Problem details: Copy out the listing in full, exactly as written, but not its pictures.

[Items listed in a dataset]
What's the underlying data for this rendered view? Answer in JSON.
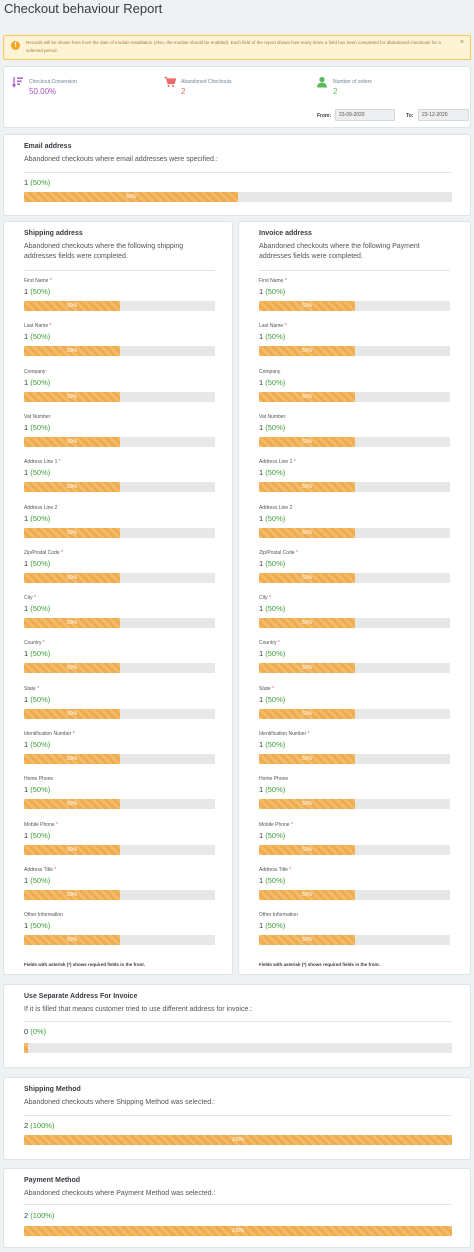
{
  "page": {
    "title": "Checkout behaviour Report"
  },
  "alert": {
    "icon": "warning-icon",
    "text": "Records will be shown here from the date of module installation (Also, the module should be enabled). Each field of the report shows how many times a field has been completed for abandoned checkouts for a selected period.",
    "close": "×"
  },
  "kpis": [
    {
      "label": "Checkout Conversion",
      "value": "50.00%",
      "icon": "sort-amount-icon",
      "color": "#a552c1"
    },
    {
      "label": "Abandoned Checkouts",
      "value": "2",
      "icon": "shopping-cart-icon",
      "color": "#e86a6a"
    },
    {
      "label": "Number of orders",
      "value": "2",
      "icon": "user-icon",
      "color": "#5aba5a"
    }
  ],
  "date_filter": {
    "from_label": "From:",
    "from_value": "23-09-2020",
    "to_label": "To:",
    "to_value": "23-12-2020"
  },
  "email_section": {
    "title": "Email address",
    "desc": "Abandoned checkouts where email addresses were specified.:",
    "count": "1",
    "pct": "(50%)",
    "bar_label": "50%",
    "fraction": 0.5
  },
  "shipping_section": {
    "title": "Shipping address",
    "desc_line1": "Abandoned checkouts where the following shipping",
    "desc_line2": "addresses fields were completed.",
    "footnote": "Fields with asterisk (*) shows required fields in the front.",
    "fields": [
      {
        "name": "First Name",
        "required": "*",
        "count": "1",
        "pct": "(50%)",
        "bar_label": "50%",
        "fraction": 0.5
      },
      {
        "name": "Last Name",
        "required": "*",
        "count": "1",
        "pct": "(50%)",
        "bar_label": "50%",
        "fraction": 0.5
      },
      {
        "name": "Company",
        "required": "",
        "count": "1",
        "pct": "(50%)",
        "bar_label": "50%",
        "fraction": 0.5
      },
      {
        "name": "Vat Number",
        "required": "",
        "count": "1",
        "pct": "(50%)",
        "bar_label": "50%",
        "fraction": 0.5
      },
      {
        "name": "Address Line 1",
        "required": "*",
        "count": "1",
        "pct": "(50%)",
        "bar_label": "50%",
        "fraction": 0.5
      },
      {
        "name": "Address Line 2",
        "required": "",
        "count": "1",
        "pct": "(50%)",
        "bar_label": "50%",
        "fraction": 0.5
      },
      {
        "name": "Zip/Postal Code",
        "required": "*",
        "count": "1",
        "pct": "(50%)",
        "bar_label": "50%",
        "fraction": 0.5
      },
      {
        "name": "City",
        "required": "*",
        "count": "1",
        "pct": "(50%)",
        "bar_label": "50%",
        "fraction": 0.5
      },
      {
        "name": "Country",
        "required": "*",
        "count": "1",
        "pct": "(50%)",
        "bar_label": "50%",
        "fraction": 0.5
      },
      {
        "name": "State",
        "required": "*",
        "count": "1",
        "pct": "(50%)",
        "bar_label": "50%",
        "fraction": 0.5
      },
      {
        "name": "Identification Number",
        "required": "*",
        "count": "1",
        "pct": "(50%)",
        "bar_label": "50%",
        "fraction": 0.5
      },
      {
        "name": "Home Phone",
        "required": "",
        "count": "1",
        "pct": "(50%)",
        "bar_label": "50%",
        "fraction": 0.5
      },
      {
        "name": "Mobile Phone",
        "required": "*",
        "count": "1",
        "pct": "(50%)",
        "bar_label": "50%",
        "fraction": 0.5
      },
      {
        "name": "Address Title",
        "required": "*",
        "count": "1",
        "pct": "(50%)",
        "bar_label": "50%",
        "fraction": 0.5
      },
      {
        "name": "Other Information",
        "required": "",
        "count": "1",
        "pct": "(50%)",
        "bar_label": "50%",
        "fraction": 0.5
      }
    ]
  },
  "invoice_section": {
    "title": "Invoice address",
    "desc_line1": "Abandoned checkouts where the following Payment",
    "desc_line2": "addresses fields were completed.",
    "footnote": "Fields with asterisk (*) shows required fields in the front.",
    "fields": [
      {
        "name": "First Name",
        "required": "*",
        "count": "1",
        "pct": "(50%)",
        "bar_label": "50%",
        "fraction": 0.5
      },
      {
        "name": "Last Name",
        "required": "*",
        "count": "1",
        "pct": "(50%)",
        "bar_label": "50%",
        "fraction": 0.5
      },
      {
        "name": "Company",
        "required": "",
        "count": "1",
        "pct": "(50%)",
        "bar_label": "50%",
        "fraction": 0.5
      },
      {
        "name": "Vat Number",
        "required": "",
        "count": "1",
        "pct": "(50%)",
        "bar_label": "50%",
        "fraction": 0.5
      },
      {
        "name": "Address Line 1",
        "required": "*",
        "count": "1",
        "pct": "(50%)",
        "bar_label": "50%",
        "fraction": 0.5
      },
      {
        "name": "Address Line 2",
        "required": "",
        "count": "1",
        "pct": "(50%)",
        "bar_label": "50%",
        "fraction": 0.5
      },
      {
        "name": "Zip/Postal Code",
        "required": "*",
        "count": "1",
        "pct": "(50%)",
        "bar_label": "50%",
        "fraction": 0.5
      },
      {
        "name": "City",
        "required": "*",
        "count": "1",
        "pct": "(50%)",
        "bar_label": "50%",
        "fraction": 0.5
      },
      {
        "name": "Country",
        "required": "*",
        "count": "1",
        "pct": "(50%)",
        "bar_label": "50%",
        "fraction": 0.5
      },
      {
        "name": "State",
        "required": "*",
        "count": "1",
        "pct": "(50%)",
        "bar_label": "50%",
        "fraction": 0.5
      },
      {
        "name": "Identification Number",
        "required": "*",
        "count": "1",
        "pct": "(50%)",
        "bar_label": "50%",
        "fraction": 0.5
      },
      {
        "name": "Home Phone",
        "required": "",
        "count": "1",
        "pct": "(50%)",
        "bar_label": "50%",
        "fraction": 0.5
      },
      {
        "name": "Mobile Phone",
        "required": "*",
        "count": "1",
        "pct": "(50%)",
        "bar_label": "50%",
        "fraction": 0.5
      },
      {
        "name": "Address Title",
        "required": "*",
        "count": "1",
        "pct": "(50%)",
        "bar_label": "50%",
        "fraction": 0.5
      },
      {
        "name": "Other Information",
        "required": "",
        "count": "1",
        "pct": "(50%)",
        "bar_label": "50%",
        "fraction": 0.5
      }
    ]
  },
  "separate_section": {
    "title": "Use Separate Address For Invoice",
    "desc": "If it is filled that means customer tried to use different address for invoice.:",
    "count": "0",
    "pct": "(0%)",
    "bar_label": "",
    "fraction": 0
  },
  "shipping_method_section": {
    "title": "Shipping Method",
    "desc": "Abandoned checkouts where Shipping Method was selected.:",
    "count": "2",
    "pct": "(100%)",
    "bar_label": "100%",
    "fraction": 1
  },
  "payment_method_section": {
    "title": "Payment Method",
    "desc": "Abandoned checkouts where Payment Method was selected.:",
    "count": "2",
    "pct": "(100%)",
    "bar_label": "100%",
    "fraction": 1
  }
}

Exercise result:
What's the underlying data for this rendered view? Answer in JSON.
{
  "page": {
    "title": "Checkout behaviour Report"
  },
  "alert": {
    "icon": "warning-icon",
    "text": "Records will be shown here from the date of module installation (Also, the module should be enabled). Each field of the report shows how many times a field has been completed for abandoned checkouts for a selected period.",
    "close": "×"
  },
  "kpis": [
    {
      "label": "Checkout Conversion",
      "value": "50.00%",
      "icon": "sort-amount-icon",
      "color": "#a552c1"
    },
    {
      "label": "Abandoned Checkouts",
      "value": "2",
      "icon": "shopping-cart-icon",
      "color": "#e86a6a"
    },
    {
      "label": "Number of orders",
      "value": "2",
      "icon": "user-icon",
      "color": "#5aba5a"
    }
  ],
  "date_filter": {
    "from_label": "From:",
    "from_value": "23-09-2020",
    "to_label": "To:",
    "to_value": "23-12-2020"
  },
  "email_section": {
    "title": "Email address",
    "desc": "Abandoned checkouts where email addresses were specified.:",
    "count": "1",
    "pct": "(50%)",
    "bar_label": "50%",
    "fraction": 0.5
  },
  "shipping_section": {
    "title": "Shipping address",
    "desc_line1": "Abandoned checkouts where the following shipping",
    "desc_line2": "addresses fields were completed.",
    "footnote": "Fields with asterisk (*) shows required fields in the front.",
    "fields": [
      {
        "name": "First Name",
        "required": "*",
        "count": "1",
        "pct": "(50%)",
        "bar_label": "50%",
        "fraction": 0.5
      },
      {
        "name": "Last Name",
        "required": "*",
        "count": "1",
        "pct": "(50%)",
        "bar_label": "50%",
        "fraction": 0.5
      },
      {
        "name": "Company",
        "required": "",
        "count": "1",
        "pct": "(50%)",
        "bar_label": "50%",
        "fraction": 0.5
      },
      {
        "name": "Vat Number",
        "required": "",
        "count": "1",
        "pct": "(50%)",
        "bar_label": "50%",
        "fraction": 0.5
      },
      {
        "name": "Address Line 1",
        "required": "*",
        "count": "1",
        "pct": "(50%)",
        "bar_label": "50%",
        "fraction": 0.5
      },
      {
        "name": "Address Line 2",
        "required": "",
        "count": "1",
        "pct": "(50%)",
        "bar_label": "50%",
        "fraction": 0.5
      },
      {
        "name": "Zip/Postal Code",
        "required": "*",
        "count": "1",
        "pct": "(50%)",
        "bar_label": "50%",
        "fraction": 0.5
      },
      {
        "name": "City",
        "required": "*",
        "count": "1",
        "pct": "(50%)",
        "bar_label": "50%",
        "fraction": 0.5
      },
      {
        "name": "Country",
        "required": "*",
        "count": "1",
        "pct": "(50%)",
        "bar_label": "50%",
        "fraction": 0.5
      },
      {
        "name": "State",
        "required": "*",
        "count": "1",
        "pct": "(50%)",
        "bar_label": "50%",
        "fraction": 0.5
      },
      {
        "name": "Identification Number",
        "required": "*",
        "count": "1",
        "pct": "(50%)",
        "bar_label": "50%",
        "fraction": 0.5
      },
      {
        "name": "Home Phone",
        "required": "",
        "count": "1",
        "pct": "(50%)",
        "bar_label": "50%",
        "fraction": 0.5
      },
      {
        "name": "Mobile Phone",
        "required": "*",
        "count": "1",
        "pct": "(50%)",
        "bar_label": "50%",
        "fraction": 0.5
      },
      {
        "name": "Address Title",
        "required": "*",
        "count": "1",
        "pct": "(50%)",
        "bar_label": "50%",
        "fraction": 0.5
      },
      {
        "name": "Other Information",
        "required": "",
        "count": "1",
        "pct": "(50%)",
        "bar_label": "50%",
        "fraction": 0.5
      }
    ]
  },
  "invoice_section": {
    "title": "Invoice address",
    "desc_line1": "Abandoned checkouts where the following Payment",
    "desc_line2": "addresses fields were completed.",
    "footnote": "Fields with asterisk (*) shows required fields in the front.",
    "fields": [
      {
        "name": "First Name",
        "required": "*",
        "count": "1",
        "pct": "(50%)",
        "bar_label": "50%",
        "fraction": 0.5
      },
      {
        "name": "Last Name",
        "required": "*",
        "count": "1",
        "pct": "(50%)",
        "bar_label": "50%",
        "fraction": 0.5
      },
      {
        "name": "Company",
        "required": "",
        "count": "1",
        "pct": "(50%)",
        "bar_label": "50%",
        "fraction": 0.5
      },
      {
        "name": "Vat Number",
        "required": "",
        "count": "1",
        "pct": "(50%)",
        "bar_label": "50%",
        "fraction": 0.5
      },
      {
        "name": "Address Line 1",
        "required": "*",
        "count": "1",
        "pct": "(50%)",
        "bar_label": "50%",
        "fraction": 0.5
      },
      {
        "name": "Address Line 2",
        "required": "",
        "count": "1",
        "pct": "(50%)",
        "bar_label": "50%",
        "fraction": 0.5
      },
      {
        "name": "Zip/Postal Code",
        "required": "*",
        "count": "1",
        "pct": "(50%)",
        "bar_label": "50%",
        "fraction": 0.5
      },
      {
        "name": "City",
        "required": "*",
        "count": "1",
        "pct": "(50%)",
        "bar_label": "50%",
        "fraction": 0.5
      },
      {
        "name": "Country",
        "required": "*",
        "count": "1",
        "pct": "(50%)",
        "bar_label": "50%",
        "fraction": 0.5
      },
      {
        "name": "State",
        "required": "*",
        "count": "1",
        "pct": "(50%)",
        "bar_label": "50%",
        "fraction": 0.5
      },
      {
        "name": "Identification Number",
        "required": "*",
        "count": "1",
        "pct": "(50%)",
        "bar_label": "50%",
        "fraction": 0.5
      },
      {
        "name": "Home Phone",
        "required": "",
        "count": "1",
        "pct": "(50%)",
        "bar_label": "50%",
        "fraction": 0.5
      },
      {
        "name": "Mobile Phone",
        "required": "*",
        "count": "1",
        "pct": "(50%)",
        "bar_label": "50%",
        "fraction": 0.5
      },
      {
        "name": "Address Title",
        "required": "*",
        "count": "1",
        "pct": "(50%)",
        "bar_label": "50%",
        "fraction": 0.5
      },
      {
        "name": "Other Information",
        "required": "",
        "count": "1",
        "pct": "(50%)",
        "bar_label": "50%",
        "fraction": 0.5
      }
    ]
  },
  "separate_section": {
    "title": "Use Separate Address For Invoice",
    "desc": "If it is filled that means customer tried to use different address for invoice.:",
    "count": "0",
    "pct": "(0%)",
    "bar_label": "",
    "fraction": 0
  },
  "shipping_method_section": {
    "title": "Shipping Method",
    "desc": "Abandoned checkouts where Shipping Method was selected.:",
    "count": "2",
    "pct": "(100%)",
    "bar_label": "100%",
    "fraction": 1
  },
  "payment_method_section": {
    "title": "Payment Method",
    "desc": "Abandoned checkouts where Payment Method was selected.:",
    "count": "2",
    "pct": "(100%)",
    "bar_label": "100%",
    "fraction": 1
  }
}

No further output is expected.